▶ [Raw data]:
**********

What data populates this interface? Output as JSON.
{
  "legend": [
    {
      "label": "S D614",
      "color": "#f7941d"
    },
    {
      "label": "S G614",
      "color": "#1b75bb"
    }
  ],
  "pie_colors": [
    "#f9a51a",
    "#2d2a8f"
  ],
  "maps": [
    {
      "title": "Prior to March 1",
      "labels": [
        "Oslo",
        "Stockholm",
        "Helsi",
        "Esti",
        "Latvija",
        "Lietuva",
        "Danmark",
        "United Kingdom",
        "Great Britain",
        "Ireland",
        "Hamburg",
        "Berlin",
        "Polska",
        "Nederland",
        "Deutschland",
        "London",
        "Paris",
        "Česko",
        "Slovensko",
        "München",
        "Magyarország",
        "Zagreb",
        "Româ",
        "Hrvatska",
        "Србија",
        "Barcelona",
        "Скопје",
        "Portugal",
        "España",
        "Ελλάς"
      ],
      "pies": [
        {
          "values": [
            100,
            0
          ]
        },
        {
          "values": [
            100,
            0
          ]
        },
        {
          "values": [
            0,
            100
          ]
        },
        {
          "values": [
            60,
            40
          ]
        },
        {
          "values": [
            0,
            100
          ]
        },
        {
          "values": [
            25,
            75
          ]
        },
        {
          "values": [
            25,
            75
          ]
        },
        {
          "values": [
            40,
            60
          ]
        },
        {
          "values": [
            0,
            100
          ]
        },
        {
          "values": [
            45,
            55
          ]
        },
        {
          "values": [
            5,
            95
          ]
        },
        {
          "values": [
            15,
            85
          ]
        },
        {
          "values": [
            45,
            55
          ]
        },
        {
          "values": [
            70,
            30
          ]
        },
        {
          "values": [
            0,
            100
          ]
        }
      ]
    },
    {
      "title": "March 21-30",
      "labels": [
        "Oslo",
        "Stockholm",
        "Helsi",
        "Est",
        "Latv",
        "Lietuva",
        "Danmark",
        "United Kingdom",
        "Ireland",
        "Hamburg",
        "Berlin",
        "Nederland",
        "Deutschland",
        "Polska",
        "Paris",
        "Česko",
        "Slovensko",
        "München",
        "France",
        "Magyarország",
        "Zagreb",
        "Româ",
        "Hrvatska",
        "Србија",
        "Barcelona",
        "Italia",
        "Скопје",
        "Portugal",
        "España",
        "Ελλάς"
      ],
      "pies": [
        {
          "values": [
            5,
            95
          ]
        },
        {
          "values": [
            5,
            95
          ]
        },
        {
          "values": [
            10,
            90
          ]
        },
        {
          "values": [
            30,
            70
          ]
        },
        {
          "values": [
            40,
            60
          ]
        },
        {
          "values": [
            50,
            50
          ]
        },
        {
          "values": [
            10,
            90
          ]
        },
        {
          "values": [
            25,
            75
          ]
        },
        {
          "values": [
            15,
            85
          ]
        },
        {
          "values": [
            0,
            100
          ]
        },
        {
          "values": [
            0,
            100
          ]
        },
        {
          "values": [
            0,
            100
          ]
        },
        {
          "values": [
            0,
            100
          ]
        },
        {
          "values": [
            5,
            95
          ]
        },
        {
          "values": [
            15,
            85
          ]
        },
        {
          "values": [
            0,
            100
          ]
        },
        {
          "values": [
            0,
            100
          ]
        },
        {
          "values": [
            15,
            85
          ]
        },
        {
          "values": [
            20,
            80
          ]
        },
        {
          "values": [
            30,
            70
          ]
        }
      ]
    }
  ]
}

**********

▶ [What you need to do]: Take the entries and copy them out exactly.

▶ [Correct answer]:
What data populates this interface? Output as JSON.
{
  "legend": [
    {
      "label": "S D614",
      "color": "#f7941d"
    },
    {
      "label": "S G614",
      "color": "#1b75bb"
    }
  ],
  "pie_colors": [
    "#f9a51a",
    "#2d2a8f"
  ],
  "maps": [
    {
      "title": "Prior to March 1",
      "labels": [
        "Oslo",
        "Stockholm",
        "Helsi",
        "Esti",
        "Latvija",
        "Lietuva",
        "Danmark",
        "United Kingdom",
        "Great Britain",
        "Ireland",
        "Hamburg",
        "Berlin",
        "Polska",
        "Nederland",
        "Deutschland",
        "London",
        "Paris",
        "Česko",
        "Slovensko",
        "München",
        "Magyarország",
        "Zagreb",
        "Româ",
        "Hrvatska",
        "Србија",
        "Barcelona",
        "Скопје",
        "Portugal",
        "España",
        "Ελλάς"
      ],
      "pies": [
        {
          "values": [
            100,
            0
          ]
        },
        {
          "values": [
            100,
            0
          ]
        },
        {
          "values": [
            0,
            100
          ]
        },
        {
          "values": [
            60,
            40
          ]
        },
        {
          "values": [
            0,
            100
          ]
        },
        {
          "values": [
            25,
            75
          ]
        },
        {
          "values": [
            25,
            75
          ]
        },
        {
          "values": [
            40,
            60
          ]
        },
        {
          "values": [
            0,
            100
          ]
        },
        {
          "values": [
            45,
            55
          ]
        },
        {
          "values": [
            5,
            95
          ]
        },
        {
          "values": [
            15,
            85
          ]
        },
        {
          "values": [
            45,
            55
          ]
        },
        {
          "values": [
            70,
            30
          ]
        },
        {
          "values": [
            0,
            100
          ]
        }
      ]
    },
    {
      "title": "March 21-30",
      "labels": [
        "Oslo",
        "Stockholm",
        "Helsi",
        "Est",
        "Latv",
        "Lietuva",
        "Danmark",
        "United Kingdom",
        "Ireland",
        "Hamburg",
        "Berlin",
        "Nederland",
        "Deutschland",
        "Polska",
        "Paris",
        "Česko",
        "Slovensko",
        "München",
        "France",
        "Magyarország",
        "Zagreb",
        "Româ",
        "Hrvatska",
        "Србија",
        "Barcelona",
        "Italia",
        "Скопје",
        "Portugal",
        "España",
        "Ελλάς"
      ],
      "pies": [
        {
          "values": [
            5,
            95
          ]
        },
        {
          "values": [
            5,
            95
          ]
        },
        {
          "values": [
            10,
            90
          ]
        },
        {
          "values": [
            30,
            70
          ]
        },
        {
          "values": [
            40,
            60
          ]
        },
        {
          "values": [
            50,
            50
          ]
        },
        {
          "values": [
            10,
            90
          ]
        },
        {
          "values": [
            25,
            75
          ]
        },
        {
          "values": [
            15,
            85
          ]
        },
        {
          "values": [
            0,
            100
          ]
        },
        {
          "values": [
            0,
            100
          ]
        },
        {
          "values": [
            0,
            100
          ]
        },
        {
          "values": [
            0,
            100
          ]
        },
        {
          "values": [
            5,
            95
          ]
        },
        {
          "values": [
            15,
            85
          ]
        },
        {
          "values": [
            0,
            100
          ]
        },
        {
          "values": [
            0,
            100
          ]
        },
        {
          "values": [
            15,
            85
          ]
        },
        {
          "values": [
            20,
            80
          ]
        },
        {
          "values": [
            30,
            70
          ]
        }
      ]
    }
  ]
}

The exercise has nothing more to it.